Aim: Locate the lines where "denn" occurs and copy them as they stand.

Exercise inputs:
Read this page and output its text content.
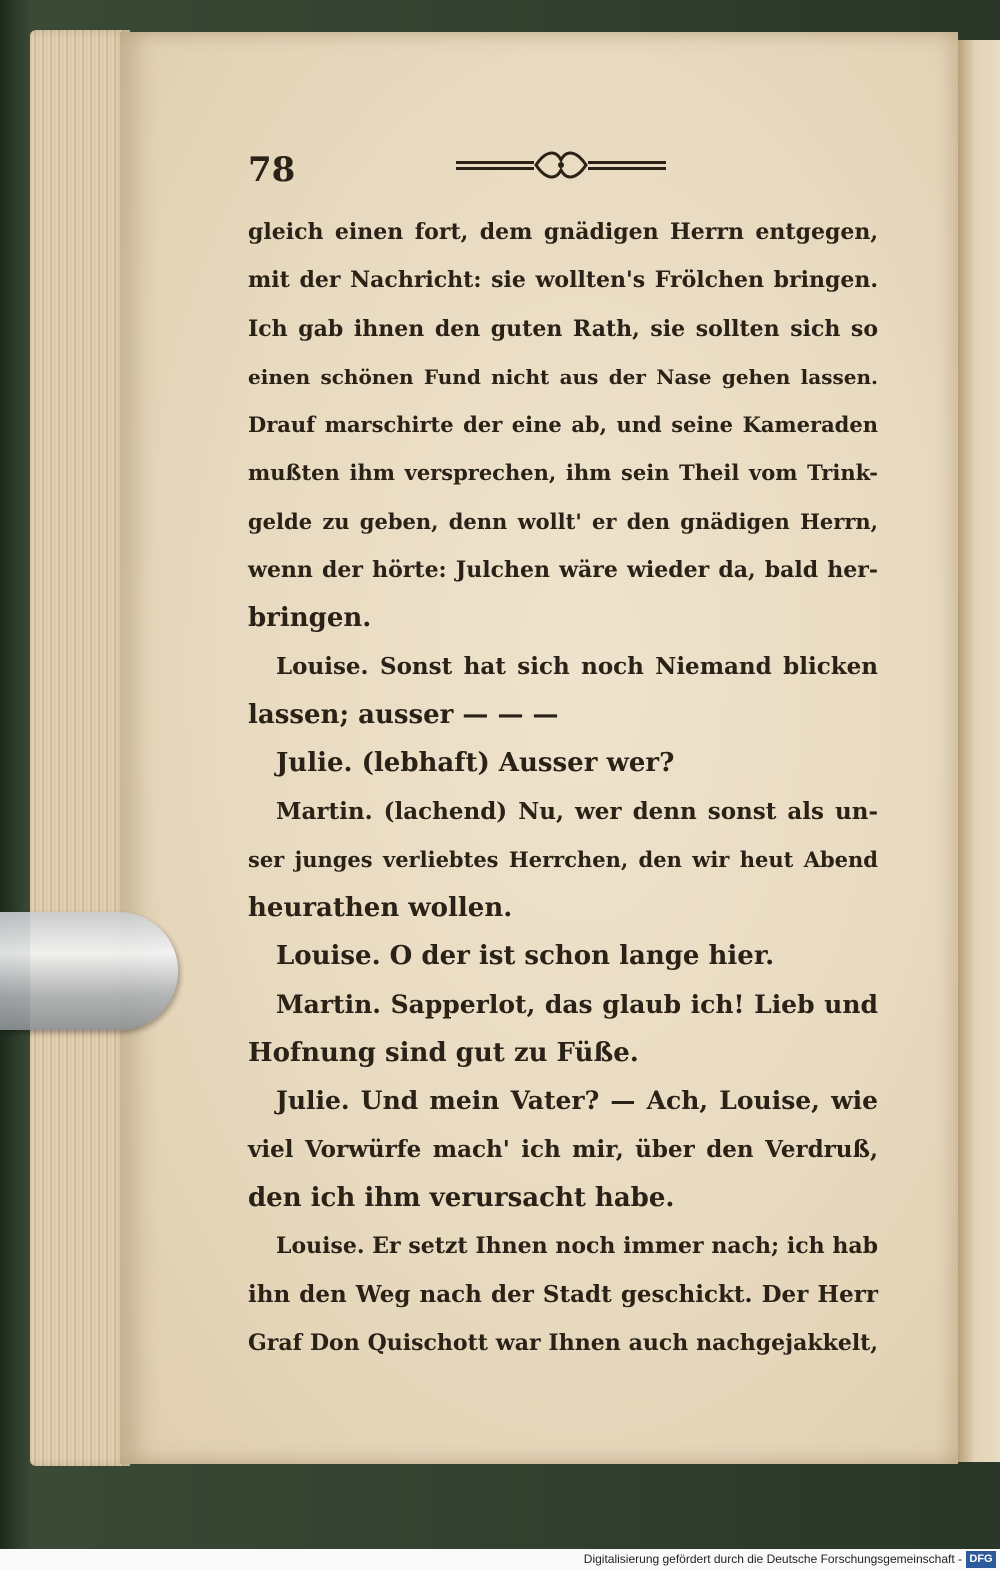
78
gleich einen fort, dem gnädigen Herrn entgegen,
mit der Nachricht: sie wollten's Frölchen bringen.
Ich gab ihnen den guten Rath, sie sollten sich so
einen schönen Fund nicht aus der Nase gehen lassen.
Drauf marschirte der eine ab, und seine Kameraden
mußten ihm versprechen, ihm sein Theil vom Trink-
gelde zu geben, denn wollt' er den gnädigen Herrn,
wenn der hörte: Julchen wäre wieder da, bald her-
bringen.
Louise. Sonst hat sich noch Niemand blicken
lassen; ausser — — —
Julie. (lebhaft) Ausser wer?
Martin. (lachend) Nu, wer denn sonst als un-
ser junges verliebtes Herrchen, den wir heut Abend
heurathen wollen.
Louise. O der ist schon lange hier.
Martin. Sapperlot, das glaub ich! Lieb und
Hofnung sind gut zu Füße.
Julie. Und mein Vater? — Ach, Louise, wie
viel Vorwürfe mach' ich mir, über den Verdruß,
den ich ihm verursacht habe.
Louise. Er setzt Ihnen noch immer nach; ich hab
ihn den Weg nach der Stadt geschickt. Der Herr
Graf Don Quischott war Ihnen auch nachgejakkelt,
Digitalisierung gefördert durch die Deutsche Forschungsgemeinschaft - DFG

Written reply:
gelde zu geben, denn wollt' er den gnädigen Herrn,
Martin. (lachend) Nu, wer denn sonst als un-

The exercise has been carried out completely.